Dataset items
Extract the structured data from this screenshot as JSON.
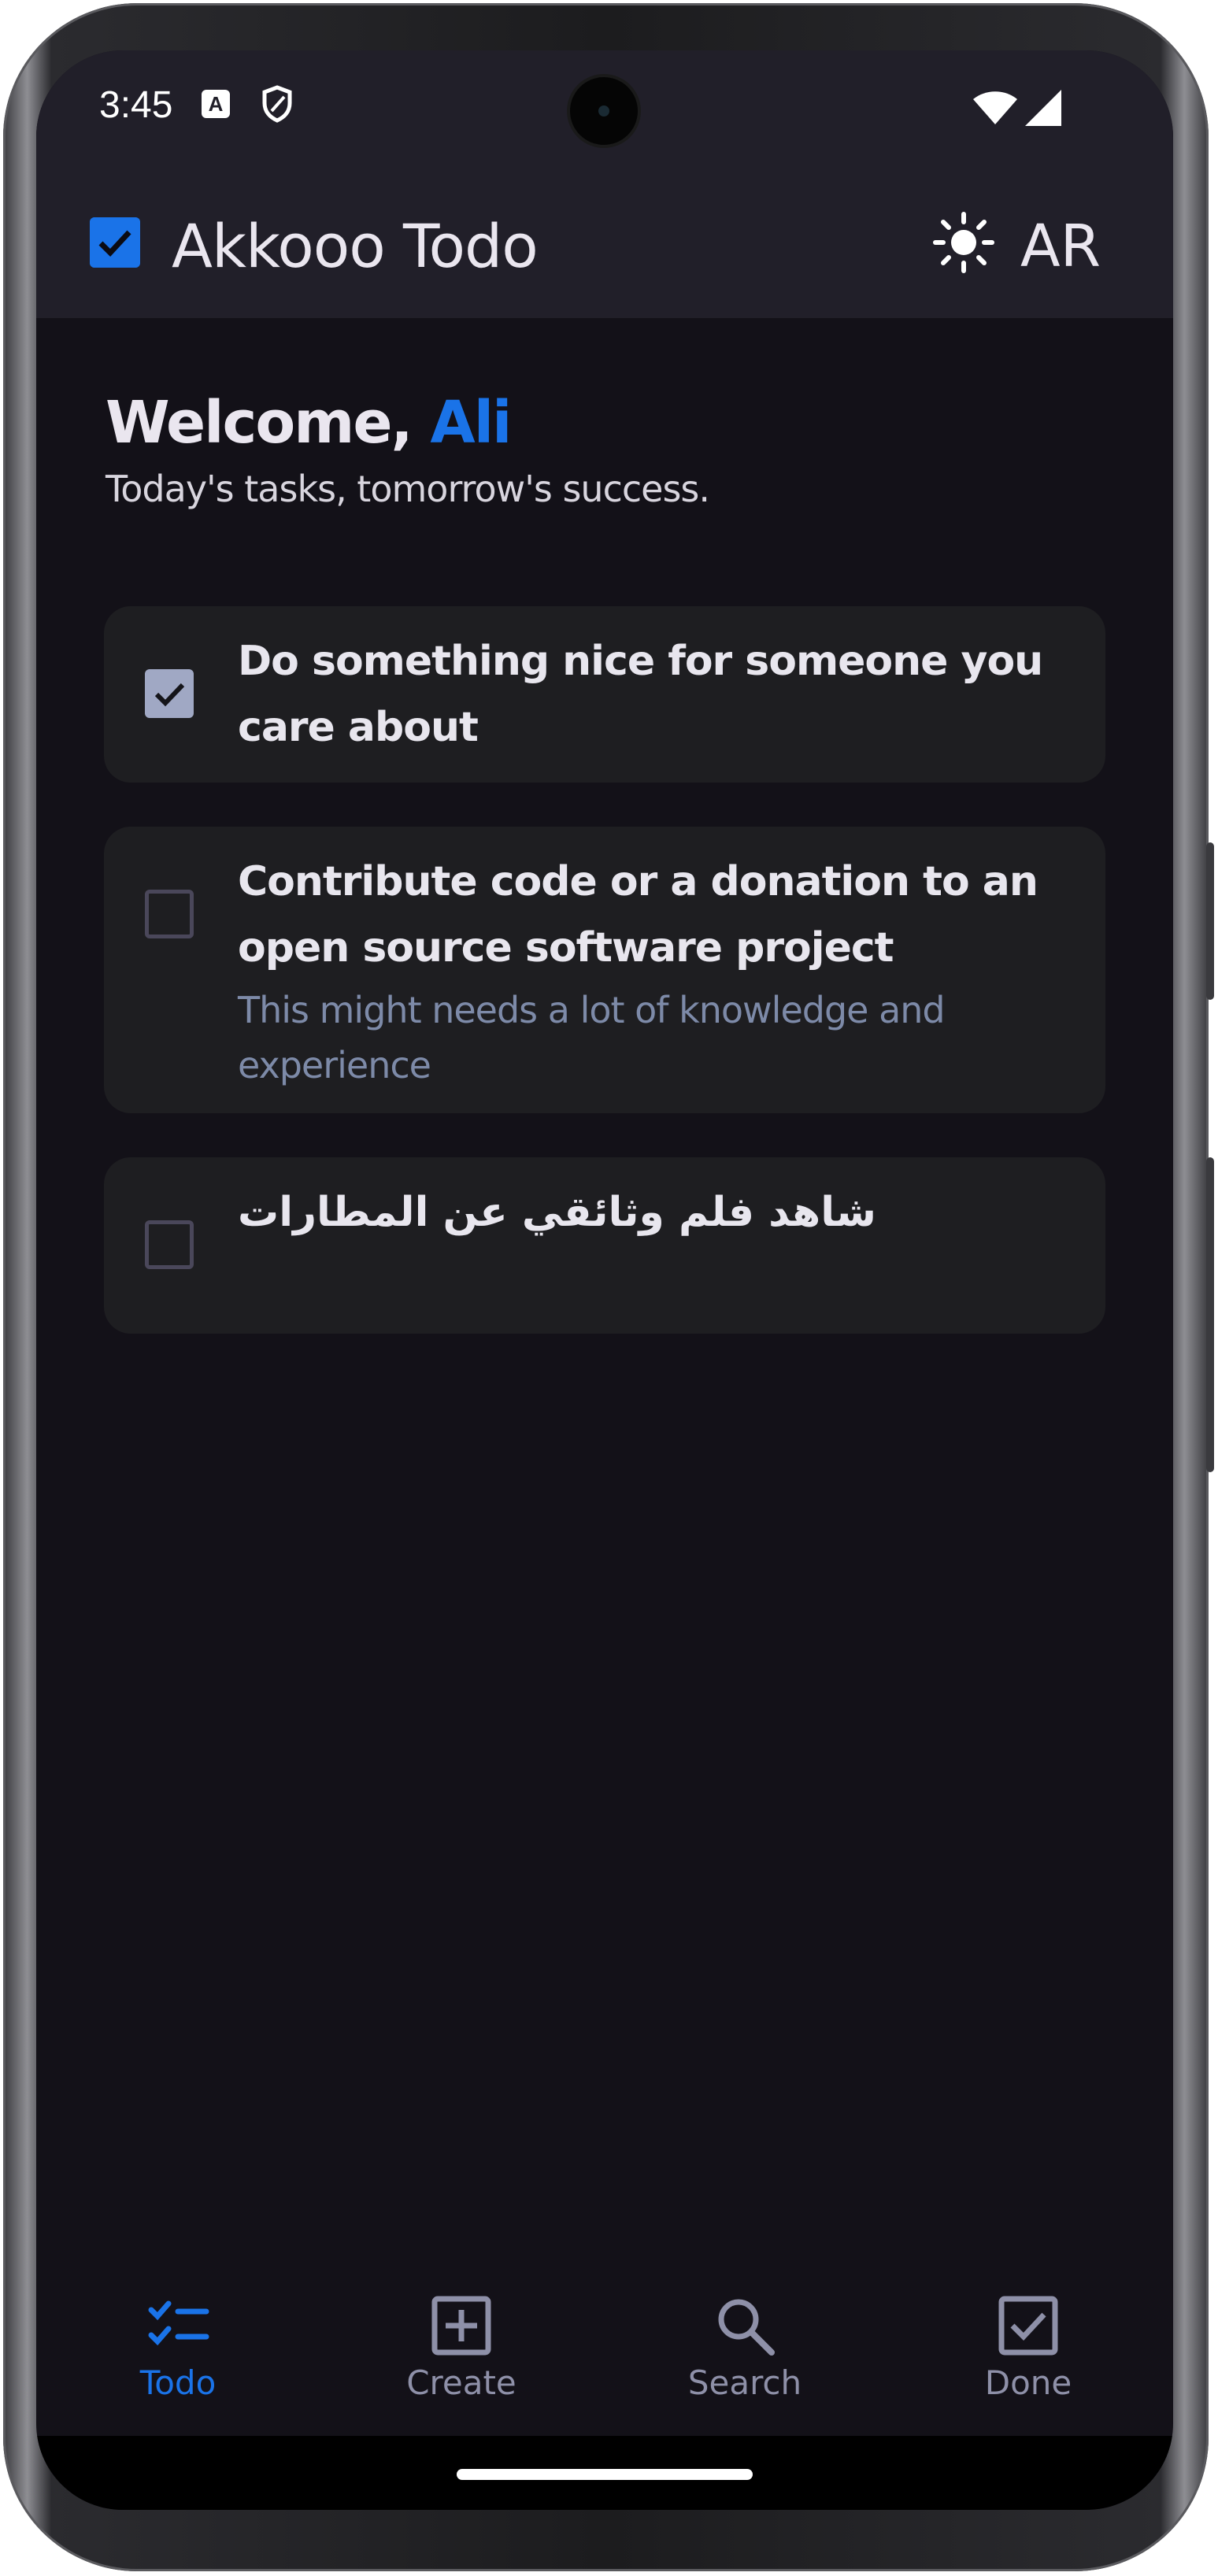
{
  "status_bar": {
    "time": "3:45",
    "notification_icon_letter": "A",
    "icons": [
      "a-notification-icon",
      "shield-icon",
      "wifi-icon",
      "signal-icon"
    ]
  },
  "app_bar": {
    "title": "Akkooo Todo",
    "theme_icon": "sun-icon",
    "language_label": "AR",
    "logo_icon": "checkbox-checked-icon"
  },
  "welcome": {
    "greeting": "Welcome,",
    "name": "Ali",
    "tagline": "Today's tasks, tomorrow's success."
  },
  "tasks": [
    {
      "title": "Do something nice for someone you care about",
      "description": "",
      "done": true
    },
    {
      "title": "Contribute code or a  donation to an open source software project",
      "description": "This might needs a lot of knowledge and experience",
      "done": false
    },
    {
      "title": "شاهد فلم وثائقي عن المطارات",
      "description": "",
      "done": false
    }
  ],
  "bottom_nav": {
    "active": "Todo",
    "items": [
      {
        "label": "Todo",
        "icon": "checklist-icon"
      },
      {
        "label": "Create",
        "icon": "add-box-icon"
      },
      {
        "label": "Search",
        "icon": "search-icon"
      },
      {
        "label": "Done",
        "icon": "check-box-icon"
      }
    ]
  },
  "colors": {
    "accent": "#1a73e8",
    "background": "#131118",
    "app_bar": "#211f29",
    "card": "#1e1e21",
    "description_text": "#7d8aa8",
    "nav_inactive": "#8e90a8"
  }
}
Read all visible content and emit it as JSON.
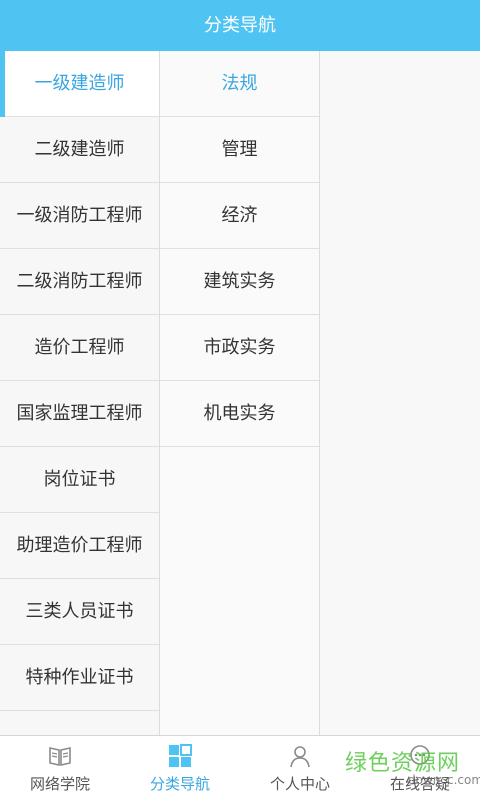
{
  "header": {
    "title": "分类导航"
  },
  "categories": [
    {
      "label": "一级建造师",
      "active": true
    },
    {
      "label": "二级建造师"
    },
    {
      "label": "一级消防工程师"
    },
    {
      "label": "二级消防工程师"
    },
    {
      "label": "造价工程师"
    },
    {
      "label": "国家监理工程师"
    },
    {
      "label": "岗位证书"
    },
    {
      "label": "助理造价工程师"
    },
    {
      "label": "三类人员证书"
    },
    {
      "label": "特种作业证书"
    }
  ],
  "subcategories": [
    {
      "label": "法规",
      "active": true
    },
    {
      "label": "管理"
    },
    {
      "label": "经济"
    },
    {
      "label": "建筑实务"
    },
    {
      "label": "市政实务"
    },
    {
      "label": "机电实务"
    }
  ],
  "bottom_nav": [
    {
      "label": "网络学院",
      "icon": "book-icon"
    },
    {
      "label": "分类导航",
      "icon": "grid-icon",
      "active": true
    },
    {
      "label": "个人中心",
      "icon": "person-icon"
    },
    {
      "label": "在线答疑",
      "icon": "chat-icon"
    }
  ],
  "watermark": {
    "text": "绿色资源网",
    "url": "downcc.com"
  },
  "colors": {
    "accent": "#4fc3f1",
    "active_text": "#3aa6e0",
    "watermark": "#5ecb4b"
  }
}
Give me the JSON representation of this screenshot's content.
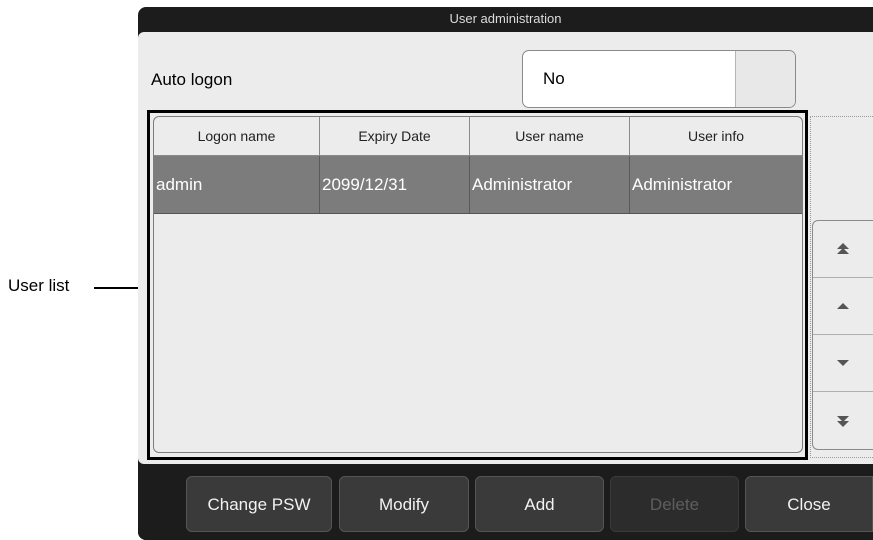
{
  "callout": {
    "label": "User list"
  },
  "window": {
    "title": "User administration"
  },
  "auto_logon": {
    "label": "Auto logon",
    "value": "No"
  },
  "user_list": {
    "columns": [
      "Logon name",
      "Expiry Date",
      "User name",
      "User info"
    ],
    "rows": [
      {
        "logon_name": "admin",
        "expiry_date": "2099/12/31",
        "user_name": "Administrator",
        "user_info": "Administrator",
        "selected": true
      }
    ]
  },
  "scroll": {
    "icons": [
      "scroll-to-top-icon",
      "scroll-up-icon",
      "scroll-down-icon",
      "scroll-to-bottom-icon"
    ]
  },
  "buttons": {
    "change_psw": "Change PSW",
    "modify": "Modify",
    "add": "Add",
    "delete": "Delete",
    "close": "Close"
  },
  "colors": {
    "window_bg": "#1c1c1c",
    "panel_bg": "#ececec",
    "selected_row": "#7c7c7c",
    "button_bg": "#3a3a3a"
  }
}
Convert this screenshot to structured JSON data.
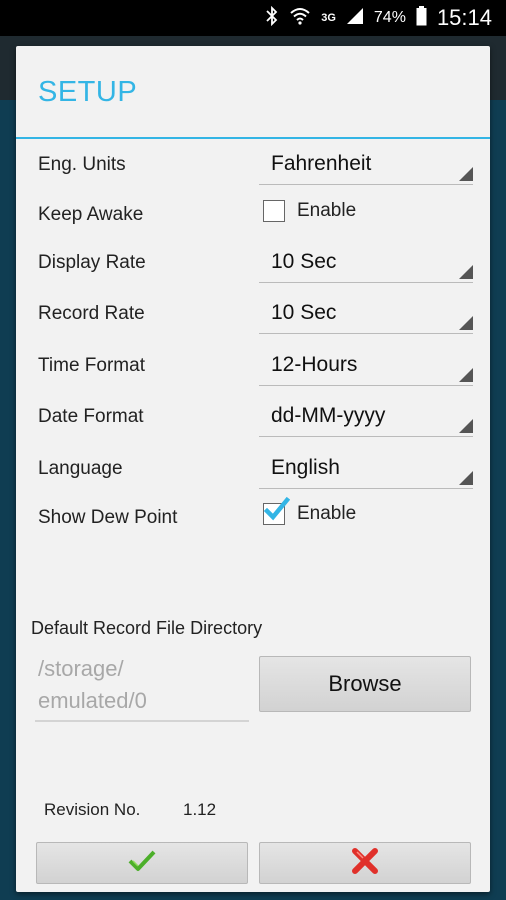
{
  "status_bar": {
    "battery": "74%",
    "time": "15:14",
    "network": "3G",
    "icons": [
      "bluetooth-icon",
      "wifi-icon",
      "signal-icon",
      "battery-icon"
    ]
  },
  "dialog": {
    "title": "SETUP",
    "settings": [
      {
        "label": "Eng. Units",
        "type": "select",
        "value": "Fahrenheit"
      },
      {
        "label": "Keep Awake",
        "type": "checkbox",
        "checked": false,
        "text": "Enable"
      },
      {
        "label": "Display Rate",
        "type": "select",
        "value": "10 Sec"
      },
      {
        "label": "Record Rate",
        "type": "select",
        "value": "10 Sec"
      },
      {
        "label": "Time Format",
        "type": "select",
        "value": "12-Hours"
      },
      {
        "label": "Date Format",
        "type": "select",
        "value": "dd-MM-yyyy"
      },
      {
        "label": "Language",
        "type": "select",
        "value": "English"
      },
      {
        "label": "Show Dew Point",
        "type": "checkbox",
        "checked": true,
        "text": "Enable"
      }
    ],
    "directory": {
      "label": "Default Record File Directory",
      "path_line1": "/storage/",
      "path_line2": "emulated/0",
      "browse_label": "Browse"
    },
    "revision": {
      "label": "Revision No.",
      "value": "1.12"
    },
    "actions": {
      "ok_icon": "checkmark-icon",
      "cancel_icon": "cross-icon"
    },
    "colors": {
      "accent": "#33b5e5",
      "ok": "#4caf2a",
      "cancel": "#e0302a"
    }
  }
}
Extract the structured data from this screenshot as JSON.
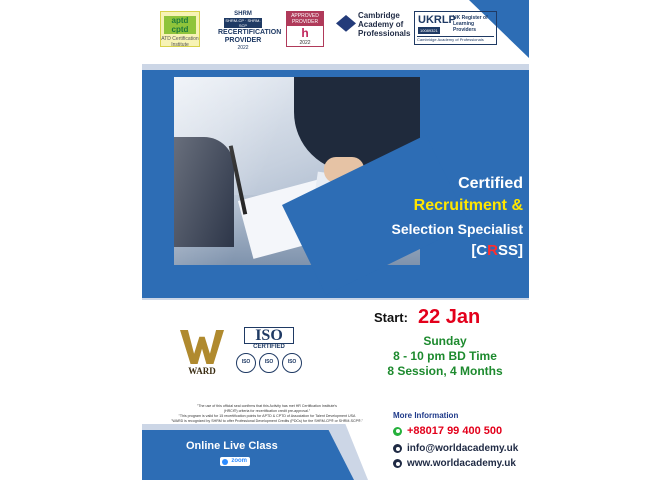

• _Problem description_:
Pick out and copy the lines of the material that include the word "JSON".

• _Answer to this task_:
Extract the structured data from this screenshot as JSON.
Read all visible content and emit it as JSON.
Give me the JSON representation of this screenshot's content.
Convert this screenshot to structured JSON data.
Extract the structured data from this screenshot as JSON.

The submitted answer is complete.